● Source material

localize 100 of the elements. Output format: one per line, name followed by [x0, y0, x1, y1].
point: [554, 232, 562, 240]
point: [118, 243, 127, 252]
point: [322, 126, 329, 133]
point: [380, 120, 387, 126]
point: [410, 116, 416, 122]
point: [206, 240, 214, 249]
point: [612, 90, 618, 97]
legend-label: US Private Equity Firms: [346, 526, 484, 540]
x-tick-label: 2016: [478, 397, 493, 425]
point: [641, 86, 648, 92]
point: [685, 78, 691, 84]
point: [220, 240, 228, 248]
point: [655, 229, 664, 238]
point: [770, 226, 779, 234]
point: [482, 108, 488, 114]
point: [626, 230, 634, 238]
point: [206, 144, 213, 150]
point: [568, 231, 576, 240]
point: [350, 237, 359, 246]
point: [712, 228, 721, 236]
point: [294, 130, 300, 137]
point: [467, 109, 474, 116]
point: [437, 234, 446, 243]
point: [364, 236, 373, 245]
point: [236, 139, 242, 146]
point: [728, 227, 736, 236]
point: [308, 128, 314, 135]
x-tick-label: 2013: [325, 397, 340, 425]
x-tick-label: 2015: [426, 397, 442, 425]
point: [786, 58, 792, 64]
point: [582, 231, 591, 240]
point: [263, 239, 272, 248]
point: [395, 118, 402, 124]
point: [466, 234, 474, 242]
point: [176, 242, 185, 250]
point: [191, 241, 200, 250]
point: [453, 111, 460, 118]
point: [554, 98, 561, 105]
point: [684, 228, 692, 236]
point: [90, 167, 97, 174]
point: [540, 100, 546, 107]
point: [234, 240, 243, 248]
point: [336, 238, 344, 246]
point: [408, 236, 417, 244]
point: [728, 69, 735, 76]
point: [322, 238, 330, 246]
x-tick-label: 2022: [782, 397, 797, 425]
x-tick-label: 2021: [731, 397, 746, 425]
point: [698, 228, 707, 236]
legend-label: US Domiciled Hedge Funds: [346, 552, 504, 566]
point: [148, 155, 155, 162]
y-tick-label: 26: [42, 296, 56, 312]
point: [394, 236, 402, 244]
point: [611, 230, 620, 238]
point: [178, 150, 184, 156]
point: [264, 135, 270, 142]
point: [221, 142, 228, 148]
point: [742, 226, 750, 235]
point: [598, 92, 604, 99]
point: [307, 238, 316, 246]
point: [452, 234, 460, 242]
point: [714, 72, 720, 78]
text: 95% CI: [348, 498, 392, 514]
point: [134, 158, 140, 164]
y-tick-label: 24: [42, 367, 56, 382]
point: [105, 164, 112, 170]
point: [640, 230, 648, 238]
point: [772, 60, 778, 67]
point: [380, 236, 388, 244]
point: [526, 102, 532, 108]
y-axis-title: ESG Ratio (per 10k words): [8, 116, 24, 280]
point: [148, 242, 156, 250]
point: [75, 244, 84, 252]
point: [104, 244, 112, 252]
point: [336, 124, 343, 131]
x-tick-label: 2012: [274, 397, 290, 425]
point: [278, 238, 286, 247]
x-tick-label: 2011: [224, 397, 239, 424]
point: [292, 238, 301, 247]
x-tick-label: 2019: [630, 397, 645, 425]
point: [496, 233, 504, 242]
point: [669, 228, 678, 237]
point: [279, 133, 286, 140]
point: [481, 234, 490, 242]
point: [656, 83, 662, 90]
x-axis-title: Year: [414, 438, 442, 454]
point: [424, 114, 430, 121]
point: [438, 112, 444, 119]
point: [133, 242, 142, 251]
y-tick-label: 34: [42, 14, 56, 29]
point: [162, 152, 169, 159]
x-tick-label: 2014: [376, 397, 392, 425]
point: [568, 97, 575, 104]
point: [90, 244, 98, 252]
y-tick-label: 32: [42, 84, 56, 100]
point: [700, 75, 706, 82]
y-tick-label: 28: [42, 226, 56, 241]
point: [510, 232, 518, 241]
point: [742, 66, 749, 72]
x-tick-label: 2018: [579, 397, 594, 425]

● Problem to solve
Can you rewrite all the records above with every "legend-label" changed to "legend-entry" and nothing else altered?

● Solution to this exercise
localize 100 of the elements. Output format: one per line, name followed by [x0, y0, x1, y1].
point: [554, 232, 562, 240]
point: [118, 243, 127, 252]
point: [322, 126, 329, 133]
point: [380, 120, 387, 126]
point: [410, 116, 416, 122]
point: [206, 240, 214, 249]
point: [612, 90, 618, 97]
legend-entry: US Private Equity Firms: [346, 526, 484, 540]
x-tick-label: 2016: [478, 397, 493, 425]
point: [641, 86, 648, 92]
point: [685, 78, 691, 84]
point: [220, 240, 228, 248]
point: [655, 229, 664, 238]
point: [770, 226, 779, 234]
point: [482, 108, 488, 114]
point: [626, 230, 634, 238]
point: [206, 144, 213, 150]
point: [568, 231, 576, 240]
point: [350, 237, 359, 246]
point: [712, 228, 721, 236]
point: [294, 130, 300, 137]
point: [467, 109, 474, 116]
point: [437, 234, 446, 243]
point: [364, 236, 373, 245]
point: [236, 139, 242, 146]
point: [728, 227, 736, 236]
point: [308, 128, 314, 135]
x-tick-label: 2013: [325, 397, 340, 425]
x-tick-label: 2015: [426, 397, 442, 425]
point: [786, 58, 792, 64]
point: [582, 231, 591, 240]
point: [263, 239, 272, 248]
point: [395, 118, 402, 124]
point: [466, 234, 474, 242]
point: [176, 242, 185, 250]
point: [191, 241, 200, 250]
point: [453, 111, 460, 118]
point: [554, 98, 561, 105]
point: [684, 228, 692, 236]
point: [90, 167, 97, 174]
point: [540, 100, 546, 107]
point: [234, 240, 243, 248]
point: [336, 238, 344, 246]
point: [408, 236, 417, 244]
point: [728, 69, 735, 76]
point: [322, 238, 330, 246]
x-tick-label: 2022: [782, 397, 797, 425]
x-tick-label: 2021: [731, 397, 746, 425]
point: [698, 228, 707, 236]
legend-entry: US Domiciled Hedge Funds: [346, 552, 504, 566]
point: [148, 155, 155, 162]
y-tick-label: 26: [42, 296, 56, 312]
point: [394, 236, 402, 244]
point: [611, 230, 620, 238]
point: [178, 150, 184, 156]
point: [264, 135, 270, 142]
point: [221, 142, 228, 148]
point: [742, 226, 750, 235]
point: [598, 92, 604, 99]
point: [307, 238, 316, 246]
point: [452, 234, 460, 242]
point: [714, 72, 720, 78]
text: 95% CI: [348, 498, 392, 514]
point: [134, 158, 140, 164]
y-tick-label: 24: [42, 367, 56, 382]
point: [105, 164, 112, 170]
point: [640, 230, 648, 238]
point: [772, 60, 778, 67]
point: [380, 236, 388, 244]
point: [526, 102, 532, 108]
y-axis-title: ESG Ratio (per 10k words): [8, 116, 24, 280]
point: [148, 242, 156, 250]
point: [75, 244, 84, 252]
point: [104, 244, 112, 252]
point: [336, 124, 343, 131]
x-tick-label: 2012: [274, 397, 290, 425]
point: [278, 238, 286, 247]
x-tick-label: 2011: [224, 397, 239, 424]
point: [292, 238, 301, 247]
x-tick-label: 2019: [630, 397, 645, 425]
point: [496, 233, 504, 242]
point: [669, 228, 678, 237]
point: [279, 133, 286, 140]
point: [481, 234, 490, 242]
point: [656, 83, 662, 90]
x-axis-title: Year: [414, 438, 442, 454]
point: [424, 114, 430, 121]
point: [438, 112, 444, 119]
point: [133, 242, 142, 251]
y-tick-label: 34: [42, 14, 56, 29]
point: [162, 152, 169, 159]
x-tick-label: 2014: [376, 397, 392, 425]
point: [568, 97, 575, 104]
point: [90, 244, 98, 252]
y-tick-label: 32: [42, 84, 56, 100]
point: [700, 75, 706, 82]
y-tick-label: 28: [42, 226, 56, 241]
point: [510, 232, 518, 241]
point: [742, 66, 749, 72]
x-tick-label: 2018: [579, 397, 594, 425]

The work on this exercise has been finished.